_Goal of the exercise_
Your job is to retype all of the data word for word, leaving every image out.

_Items_
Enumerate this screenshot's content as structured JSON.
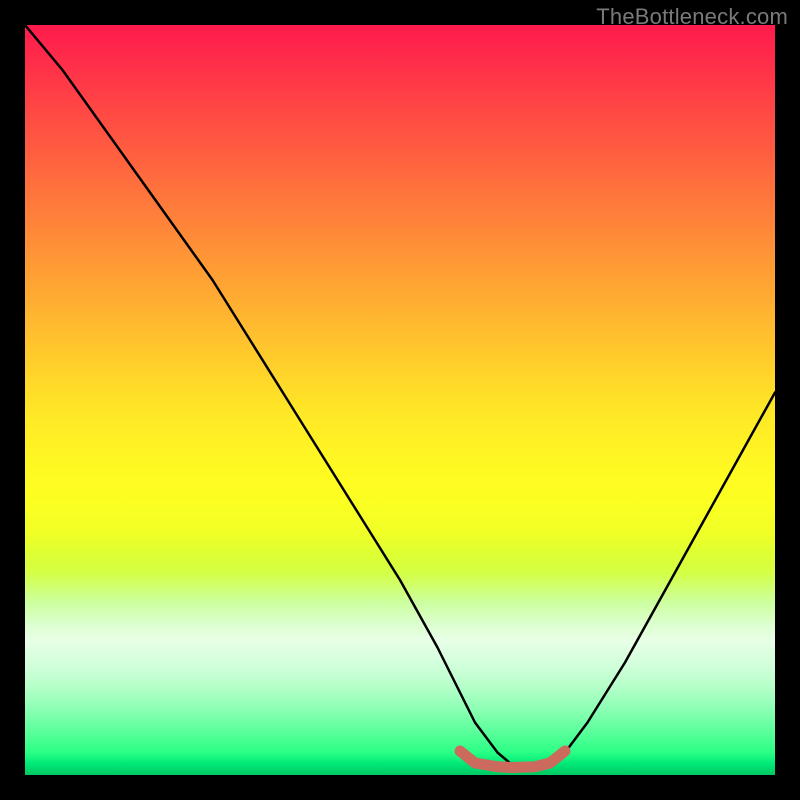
{
  "watermark": "TheBottleneck.com",
  "chart_data": {
    "type": "line",
    "title": "",
    "xlabel": "",
    "ylabel": "",
    "xlim": [
      0,
      100
    ],
    "ylim": [
      0,
      100
    ],
    "grid": false,
    "background_gradient": {
      "direction": "top_to_bottom",
      "stops": [
        {
          "pos": 0,
          "color": "#ff1a4d"
        },
        {
          "pos": 50,
          "color": "#ffe024"
        },
        {
          "pos": 75,
          "color": "#eaff30"
        },
        {
          "pos": 100,
          "color": "#00c864"
        }
      ]
    },
    "series": [
      {
        "name": "bottleneck-curve",
        "color": "#000000",
        "x": [
          0,
          5,
          10,
          15,
          20,
          25,
          30,
          35,
          40,
          45,
          50,
          55,
          58,
          60,
          63,
          65,
          68,
          70,
          72,
          75,
          80,
          85,
          90,
          95,
          100
        ],
        "y": [
          100,
          94,
          87,
          80,
          73,
          66,
          58,
          50,
          42,
          34,
          26,
          17,
          11,
          7,
          3,
          1.3,
          1,
          1.3,
          3,
          7,
          15,
          24,
          33,
          42,
          51
        ]
      }
    ],
    "markers": [
      {
        "name": "optimal-range",
        "color": "#cc6a5e",
        "shape": "flat-u",
        "x": [
          58,
          60,
          63,
          65,
          68,
          70,
          72
        ],
        "y": [
          3.2,
          1.6,
          1.1,
          1.0,
          1.1,
          1.6,
          3.2
        ]
      }
    ]
  }
}
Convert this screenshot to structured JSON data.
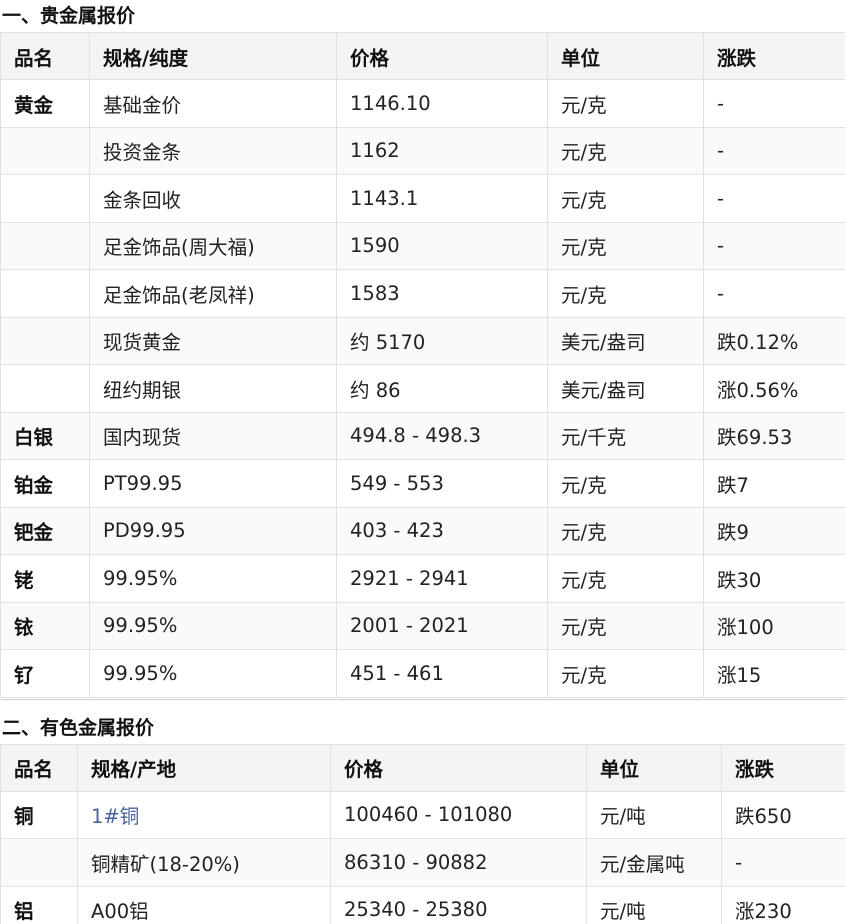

_Written answer_
Enumerate this screenshot's content as structured JSON.
{
  "watermark": "TheBottleneck.com",
  "chart_data": {
    "type": "line",
    "title": "",
    "xlabel": "",
    "ylabel": "",
    "xlim": [
      0,
      100
    ],
    "ylim": [
      0,
      100
    ],
    "grid": false,
    "background_gradient": {
      "direction": "top_to_bottom",
      "stops": [
        {
          "pos": 0,
          "color": "#ff1a4d"
        },
        {
          "pos": 50,
          "color": "#ffe024"
        },
        {
          "pos": 75,
          "color": "#eaff30"
        },
        {
          "pos": 100,
          "color": "#00c864"
        }
      ]
    },
    "series": [
      {
        "name": "bottleneck-curve",
        "color": "#000000",
        "x": [
          0,
          5,
          10,
          15,
          20,
          25,
          30,
          35,
          40,
          45,
          50,
          55,
          58,
          60,
          63,
          65,
          68,
          70,
          72,
          75,
          80,
          85,
          90,
          95,
          100
        ],
        "y": [
          100,
          94,
          87,
          80,
          73,
          66,
          58,
          50,
          42,
          34,
          26,
          17,
          11,
          7,
          3,
          1.3,
          1,
          1.3,
          3,
          7,
          15,
          24,
          33,
          42,
          51
        ]
      }
    ],
    "markers": [
      {
        "name": "optimal-range",
        "color": "#cc6a5e",
        "shape": "flat-u",
        "x": [
          58,
          60,
          63,
          65,
          68,
          70,
          72
        ],
        "y": [
          3.2,
          1.6,
          1.1,
          1.0,
          1.1,
          1.6,
          3.2
        ]
      }
    ]
  }
}
Convert this screenshot to structured JSON data.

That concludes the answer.